▶ [Short task]
Read the entries below and pull out each line with the string "name".
[start of Data shown]
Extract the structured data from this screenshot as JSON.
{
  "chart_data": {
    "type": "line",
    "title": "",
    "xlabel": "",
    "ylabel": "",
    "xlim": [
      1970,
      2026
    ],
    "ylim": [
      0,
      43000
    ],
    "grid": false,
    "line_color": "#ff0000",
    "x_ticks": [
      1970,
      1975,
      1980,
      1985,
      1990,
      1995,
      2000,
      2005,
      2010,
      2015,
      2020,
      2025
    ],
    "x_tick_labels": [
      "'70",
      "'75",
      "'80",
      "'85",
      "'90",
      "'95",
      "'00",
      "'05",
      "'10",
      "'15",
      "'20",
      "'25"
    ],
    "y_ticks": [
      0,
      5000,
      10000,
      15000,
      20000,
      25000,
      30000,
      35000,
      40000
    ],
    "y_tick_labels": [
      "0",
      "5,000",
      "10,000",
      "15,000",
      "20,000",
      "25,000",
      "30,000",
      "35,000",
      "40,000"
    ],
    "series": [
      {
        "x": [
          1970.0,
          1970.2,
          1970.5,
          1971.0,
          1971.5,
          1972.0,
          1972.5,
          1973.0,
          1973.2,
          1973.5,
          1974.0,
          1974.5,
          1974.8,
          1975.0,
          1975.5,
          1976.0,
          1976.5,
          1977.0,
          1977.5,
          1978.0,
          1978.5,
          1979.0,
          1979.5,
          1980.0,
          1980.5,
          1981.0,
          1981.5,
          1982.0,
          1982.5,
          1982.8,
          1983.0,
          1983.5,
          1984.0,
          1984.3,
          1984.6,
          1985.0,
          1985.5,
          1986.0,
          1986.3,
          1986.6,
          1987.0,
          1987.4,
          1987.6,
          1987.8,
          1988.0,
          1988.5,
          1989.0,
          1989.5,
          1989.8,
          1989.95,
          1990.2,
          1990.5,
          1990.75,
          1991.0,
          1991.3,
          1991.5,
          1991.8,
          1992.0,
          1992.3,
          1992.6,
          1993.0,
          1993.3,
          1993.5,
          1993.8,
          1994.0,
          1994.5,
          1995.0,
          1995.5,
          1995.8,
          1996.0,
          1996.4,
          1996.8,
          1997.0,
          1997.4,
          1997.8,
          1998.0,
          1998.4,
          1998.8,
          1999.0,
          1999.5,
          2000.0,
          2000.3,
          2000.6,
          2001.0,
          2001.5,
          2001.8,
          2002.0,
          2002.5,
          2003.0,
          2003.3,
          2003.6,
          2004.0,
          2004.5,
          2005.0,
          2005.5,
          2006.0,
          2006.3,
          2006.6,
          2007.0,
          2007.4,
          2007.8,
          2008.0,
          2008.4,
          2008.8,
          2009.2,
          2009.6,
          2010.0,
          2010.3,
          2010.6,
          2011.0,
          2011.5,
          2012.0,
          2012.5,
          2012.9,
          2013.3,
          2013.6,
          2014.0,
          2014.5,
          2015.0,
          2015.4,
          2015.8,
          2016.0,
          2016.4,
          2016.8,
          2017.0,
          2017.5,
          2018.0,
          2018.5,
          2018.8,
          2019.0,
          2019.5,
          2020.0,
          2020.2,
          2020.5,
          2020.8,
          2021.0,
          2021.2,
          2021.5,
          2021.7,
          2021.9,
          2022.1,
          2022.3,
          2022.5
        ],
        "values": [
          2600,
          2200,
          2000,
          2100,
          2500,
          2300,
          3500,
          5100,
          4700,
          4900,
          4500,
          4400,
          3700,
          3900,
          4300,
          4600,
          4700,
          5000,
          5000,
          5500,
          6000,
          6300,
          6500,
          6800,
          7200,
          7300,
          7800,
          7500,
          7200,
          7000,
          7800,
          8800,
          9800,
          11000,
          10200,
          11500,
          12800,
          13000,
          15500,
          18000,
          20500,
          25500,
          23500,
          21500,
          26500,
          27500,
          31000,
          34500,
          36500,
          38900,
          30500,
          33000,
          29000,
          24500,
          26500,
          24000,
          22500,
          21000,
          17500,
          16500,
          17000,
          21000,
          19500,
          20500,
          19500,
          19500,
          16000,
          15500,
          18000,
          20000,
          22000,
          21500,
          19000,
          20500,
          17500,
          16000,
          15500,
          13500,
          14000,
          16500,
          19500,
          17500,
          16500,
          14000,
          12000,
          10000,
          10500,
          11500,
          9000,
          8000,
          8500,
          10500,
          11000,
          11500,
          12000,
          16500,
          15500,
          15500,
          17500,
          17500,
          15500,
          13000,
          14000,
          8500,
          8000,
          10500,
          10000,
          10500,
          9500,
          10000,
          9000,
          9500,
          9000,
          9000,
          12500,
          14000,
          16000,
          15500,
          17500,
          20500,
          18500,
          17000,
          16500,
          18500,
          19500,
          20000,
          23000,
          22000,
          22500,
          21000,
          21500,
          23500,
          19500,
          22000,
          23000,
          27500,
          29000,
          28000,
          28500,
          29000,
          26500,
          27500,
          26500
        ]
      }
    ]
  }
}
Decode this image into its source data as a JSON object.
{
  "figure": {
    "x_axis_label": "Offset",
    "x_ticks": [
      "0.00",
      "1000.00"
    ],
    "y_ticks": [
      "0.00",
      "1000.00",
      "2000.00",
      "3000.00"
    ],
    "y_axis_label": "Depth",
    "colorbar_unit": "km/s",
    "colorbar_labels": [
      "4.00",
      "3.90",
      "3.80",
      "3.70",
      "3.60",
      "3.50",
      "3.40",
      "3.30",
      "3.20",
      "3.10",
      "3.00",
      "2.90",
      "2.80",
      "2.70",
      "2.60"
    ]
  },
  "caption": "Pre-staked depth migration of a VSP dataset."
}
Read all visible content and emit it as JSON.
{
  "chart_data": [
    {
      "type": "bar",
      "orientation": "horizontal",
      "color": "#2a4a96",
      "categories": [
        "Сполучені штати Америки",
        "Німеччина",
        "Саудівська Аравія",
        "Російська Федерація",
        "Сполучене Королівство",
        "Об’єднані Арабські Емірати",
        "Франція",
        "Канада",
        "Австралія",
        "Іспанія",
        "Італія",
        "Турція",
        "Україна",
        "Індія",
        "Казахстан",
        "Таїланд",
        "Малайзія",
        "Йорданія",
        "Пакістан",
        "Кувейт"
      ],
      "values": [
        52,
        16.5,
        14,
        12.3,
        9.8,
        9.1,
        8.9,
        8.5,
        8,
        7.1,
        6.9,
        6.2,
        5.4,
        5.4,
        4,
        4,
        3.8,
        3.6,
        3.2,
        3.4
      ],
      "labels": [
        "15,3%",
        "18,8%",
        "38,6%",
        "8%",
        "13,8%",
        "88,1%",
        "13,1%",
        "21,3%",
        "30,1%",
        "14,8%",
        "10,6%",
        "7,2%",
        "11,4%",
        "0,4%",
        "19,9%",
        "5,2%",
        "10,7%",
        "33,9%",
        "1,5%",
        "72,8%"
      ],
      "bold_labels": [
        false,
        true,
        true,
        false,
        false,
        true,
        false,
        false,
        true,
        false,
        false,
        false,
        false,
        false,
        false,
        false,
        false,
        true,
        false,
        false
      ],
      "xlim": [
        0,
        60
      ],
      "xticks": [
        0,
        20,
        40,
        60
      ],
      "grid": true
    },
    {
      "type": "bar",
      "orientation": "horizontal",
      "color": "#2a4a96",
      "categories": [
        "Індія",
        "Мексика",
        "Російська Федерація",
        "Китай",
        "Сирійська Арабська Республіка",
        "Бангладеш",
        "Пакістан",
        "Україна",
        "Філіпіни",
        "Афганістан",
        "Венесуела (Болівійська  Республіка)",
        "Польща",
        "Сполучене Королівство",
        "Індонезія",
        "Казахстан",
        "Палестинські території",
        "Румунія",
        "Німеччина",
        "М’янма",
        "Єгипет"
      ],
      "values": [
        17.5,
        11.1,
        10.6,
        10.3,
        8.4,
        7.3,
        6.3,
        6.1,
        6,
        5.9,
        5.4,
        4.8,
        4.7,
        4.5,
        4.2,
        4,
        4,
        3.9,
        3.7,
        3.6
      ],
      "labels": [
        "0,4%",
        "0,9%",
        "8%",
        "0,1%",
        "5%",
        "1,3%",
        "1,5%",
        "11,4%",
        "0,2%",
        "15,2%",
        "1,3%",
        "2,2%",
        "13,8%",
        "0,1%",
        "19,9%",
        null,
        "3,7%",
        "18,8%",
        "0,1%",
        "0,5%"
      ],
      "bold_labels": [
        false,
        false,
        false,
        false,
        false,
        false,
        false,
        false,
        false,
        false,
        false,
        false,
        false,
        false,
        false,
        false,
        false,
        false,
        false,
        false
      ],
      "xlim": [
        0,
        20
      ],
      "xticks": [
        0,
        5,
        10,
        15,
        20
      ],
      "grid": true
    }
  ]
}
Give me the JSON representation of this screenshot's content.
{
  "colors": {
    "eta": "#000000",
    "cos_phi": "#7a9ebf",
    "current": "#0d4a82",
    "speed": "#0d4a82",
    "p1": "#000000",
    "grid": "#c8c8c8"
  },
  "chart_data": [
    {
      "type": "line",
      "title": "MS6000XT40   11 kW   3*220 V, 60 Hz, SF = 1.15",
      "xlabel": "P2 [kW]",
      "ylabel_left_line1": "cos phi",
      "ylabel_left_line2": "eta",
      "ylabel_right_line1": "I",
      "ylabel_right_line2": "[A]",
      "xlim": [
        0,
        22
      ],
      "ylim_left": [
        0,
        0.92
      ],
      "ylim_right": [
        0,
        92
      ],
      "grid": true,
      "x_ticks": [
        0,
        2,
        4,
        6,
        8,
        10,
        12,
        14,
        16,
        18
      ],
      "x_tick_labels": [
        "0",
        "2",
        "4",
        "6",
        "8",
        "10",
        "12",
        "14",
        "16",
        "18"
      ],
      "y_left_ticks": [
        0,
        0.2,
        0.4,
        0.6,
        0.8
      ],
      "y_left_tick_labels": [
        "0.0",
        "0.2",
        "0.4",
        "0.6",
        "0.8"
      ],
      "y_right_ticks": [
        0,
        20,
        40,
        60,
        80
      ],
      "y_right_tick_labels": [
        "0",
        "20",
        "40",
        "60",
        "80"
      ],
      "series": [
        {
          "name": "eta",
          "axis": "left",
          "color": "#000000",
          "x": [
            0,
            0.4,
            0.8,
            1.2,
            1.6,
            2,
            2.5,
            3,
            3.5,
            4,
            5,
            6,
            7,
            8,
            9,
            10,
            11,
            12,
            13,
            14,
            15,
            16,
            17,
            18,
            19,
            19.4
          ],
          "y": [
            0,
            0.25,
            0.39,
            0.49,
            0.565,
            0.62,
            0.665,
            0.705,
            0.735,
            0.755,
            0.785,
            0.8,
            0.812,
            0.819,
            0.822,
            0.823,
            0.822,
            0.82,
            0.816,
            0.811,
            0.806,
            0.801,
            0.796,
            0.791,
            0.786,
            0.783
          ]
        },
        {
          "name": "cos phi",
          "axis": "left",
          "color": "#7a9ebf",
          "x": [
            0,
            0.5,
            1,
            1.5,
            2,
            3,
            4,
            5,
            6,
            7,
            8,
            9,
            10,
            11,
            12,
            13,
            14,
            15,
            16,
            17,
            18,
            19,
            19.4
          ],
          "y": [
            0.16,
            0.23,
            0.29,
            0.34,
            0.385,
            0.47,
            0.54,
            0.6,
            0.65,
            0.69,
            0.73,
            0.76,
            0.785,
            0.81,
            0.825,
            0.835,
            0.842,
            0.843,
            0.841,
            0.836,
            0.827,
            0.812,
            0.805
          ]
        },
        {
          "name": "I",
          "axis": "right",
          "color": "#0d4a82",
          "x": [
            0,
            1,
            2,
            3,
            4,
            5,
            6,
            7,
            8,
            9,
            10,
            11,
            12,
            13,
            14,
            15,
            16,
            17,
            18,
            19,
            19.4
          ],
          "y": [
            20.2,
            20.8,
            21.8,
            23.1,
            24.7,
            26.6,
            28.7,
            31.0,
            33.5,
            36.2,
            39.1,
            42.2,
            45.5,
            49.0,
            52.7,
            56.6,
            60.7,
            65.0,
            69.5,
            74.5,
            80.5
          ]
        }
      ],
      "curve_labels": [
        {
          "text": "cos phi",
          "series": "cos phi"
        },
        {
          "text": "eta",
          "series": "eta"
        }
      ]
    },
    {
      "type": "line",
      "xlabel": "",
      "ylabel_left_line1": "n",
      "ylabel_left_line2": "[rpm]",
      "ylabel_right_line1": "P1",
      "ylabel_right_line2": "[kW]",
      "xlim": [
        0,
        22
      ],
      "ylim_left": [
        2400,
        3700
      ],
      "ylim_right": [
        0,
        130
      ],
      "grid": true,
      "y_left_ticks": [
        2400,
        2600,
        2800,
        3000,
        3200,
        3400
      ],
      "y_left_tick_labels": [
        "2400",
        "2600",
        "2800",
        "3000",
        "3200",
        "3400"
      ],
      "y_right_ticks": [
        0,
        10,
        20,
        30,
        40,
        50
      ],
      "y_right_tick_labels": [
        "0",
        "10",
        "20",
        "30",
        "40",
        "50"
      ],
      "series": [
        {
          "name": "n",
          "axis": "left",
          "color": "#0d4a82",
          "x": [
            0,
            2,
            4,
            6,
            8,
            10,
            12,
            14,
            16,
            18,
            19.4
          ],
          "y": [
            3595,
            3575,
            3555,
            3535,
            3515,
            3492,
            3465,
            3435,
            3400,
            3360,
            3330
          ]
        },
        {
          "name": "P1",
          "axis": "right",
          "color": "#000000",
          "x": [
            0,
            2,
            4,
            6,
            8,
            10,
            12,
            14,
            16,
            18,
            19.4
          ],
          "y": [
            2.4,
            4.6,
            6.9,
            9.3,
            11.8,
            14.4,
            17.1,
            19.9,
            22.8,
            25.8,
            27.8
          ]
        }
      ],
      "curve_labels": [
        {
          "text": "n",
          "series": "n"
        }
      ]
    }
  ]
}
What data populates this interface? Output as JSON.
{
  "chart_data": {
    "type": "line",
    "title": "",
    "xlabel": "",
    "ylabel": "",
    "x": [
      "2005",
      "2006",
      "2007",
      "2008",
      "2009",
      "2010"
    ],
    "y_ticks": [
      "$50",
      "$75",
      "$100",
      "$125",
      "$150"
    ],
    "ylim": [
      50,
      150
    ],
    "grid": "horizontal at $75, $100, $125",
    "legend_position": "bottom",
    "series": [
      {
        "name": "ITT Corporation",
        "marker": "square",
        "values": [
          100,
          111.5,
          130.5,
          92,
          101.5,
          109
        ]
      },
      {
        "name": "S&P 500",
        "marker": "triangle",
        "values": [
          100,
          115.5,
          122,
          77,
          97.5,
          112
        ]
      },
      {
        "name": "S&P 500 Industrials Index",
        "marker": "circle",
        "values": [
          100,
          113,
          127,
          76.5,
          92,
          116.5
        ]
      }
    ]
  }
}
[end of Data shown]
▶ [Response]
          "name": "eta",
          "name": "cos phi",
          "name": "I",
          "name": "n",
          "name": "P1",
        "name": "ITT Corporation",
        "name": "S&P 500",
        "name": "S&P 500 Industrials Index",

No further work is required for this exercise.